PROBLEM REQUIREMENTS: Find and copy each line of the records where the string "checked" shows up.

EXCERPTED RECORDS:
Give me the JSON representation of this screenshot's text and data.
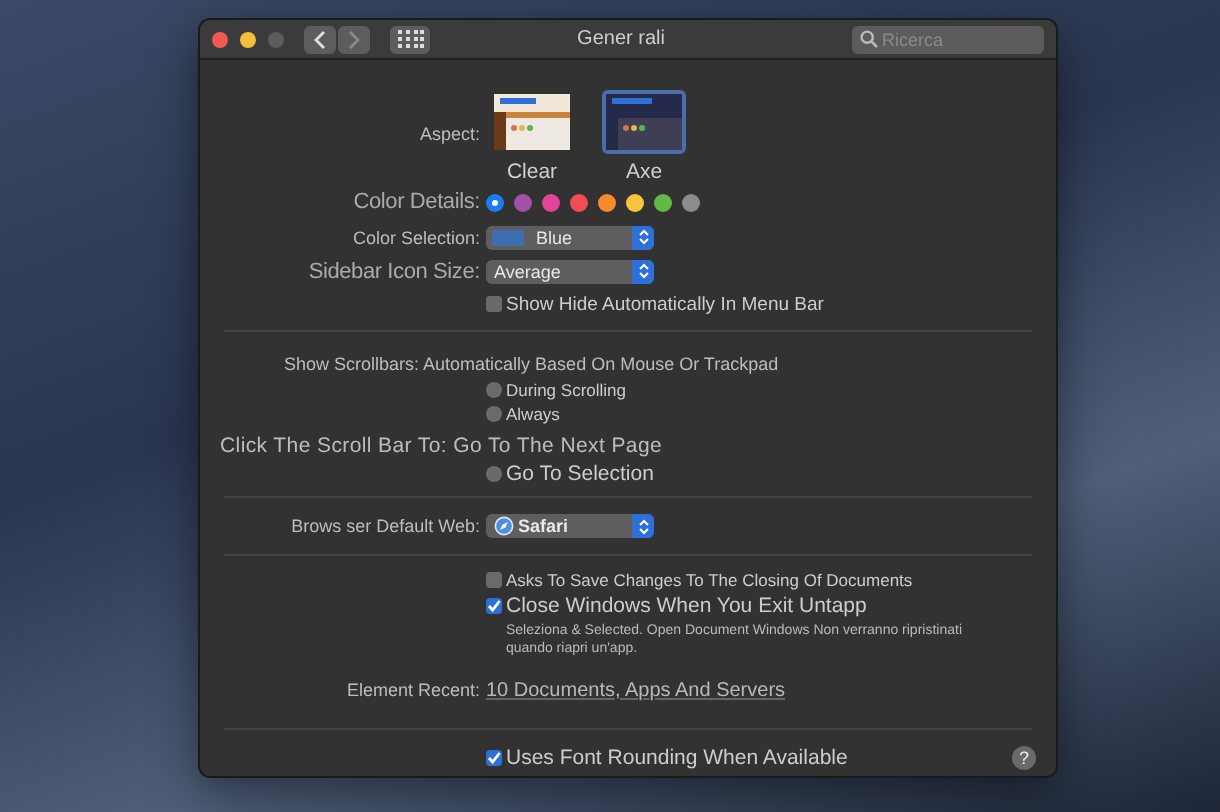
{
  "window": {
    "title": "Gener rali",
    "search": {
      "placeholder": "Ricerca"
    }
  },
  "appearance": {
    "label": "Aspect:",
    "options": [
      {
        "label": "Clear",
        "kind": "light",
        "selected": false
      },
      {
        "label": "Axe",
        "kind": "dark",
        "selected": true
      }
    ]
  },
  "accent": {
    "label": "Color Details:",
    "colors": [
      {
        "color": "#1e7cf2",
        "selected": true
      },
      {
        "color": "#a550a7",
        "selected": false
      },
      {
        "color": "#e0459a",
        "selected": false
      },
      {
        "color": "#f24c57",
        "selected": false
      },
      {
        "color": "#f58b2a",
        "selected": false
      },
      {
        "color": "#f6c343",
        "selected": false
      },
      {
        "color": "#62ba46",
        "selected": false
      },
      {
        "color": "#8c8c8c",
        "selected": false
      }
    ]
  },
  "highlight": {
    "label": "Color Selection:",
    "value": "Blue",
    "color": "#3d6fb0"
  },
  "sidebar_size": {
    "label": "Sidebar Icon Size:",
    "value": "Average"
  },
  "menu_bar": {
    "label": "Show Hide Automatically In Menu Bar",
    "checked": false
  },
  "scrollbars": {
    "label": "Show Scrollbars: Automatically Based On Mouse Or Trackpad",
    "options": [
      {
        "label": "During Scrolling",
        "selected": false
      },
      {
        "label": "Always",
        "selected": false
      }
    ]
  },
  "click_scroll": {
    "label": "Click The Scroll Bar To: Go To The Next Page",
    "options": [
      {
        "label": "Go To Selection",
        "selected": false
      }
    ]
  },
  "browser": {
    "label": "Brows ser Default Web:",
    "value": "Safari"
  },
  "documents": [
    {
      "label": "Asks To Save Changes To The Closing Of Documents",
      "checked": false
    },
    {
      "label": "Close Windows When You Exit Untapp",
      "checked": true
    }
  ],
  "documents_note": "Seleziona & Selected. Open Document Windows Non verranno ripristinati quando riapri un'app.",
  "recent": {
    "label": "Element Recent:",
    "value": "10 Documents, Apps And Servers"
  },
  "font_smoothing": {
    "label": "Uses Font Rounding When Available",
    "checked": true
  },
  "help": "?"
}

EXERCISE RESULT:
    "checked": false
      "checked": false
      "checked": true
    "checked": true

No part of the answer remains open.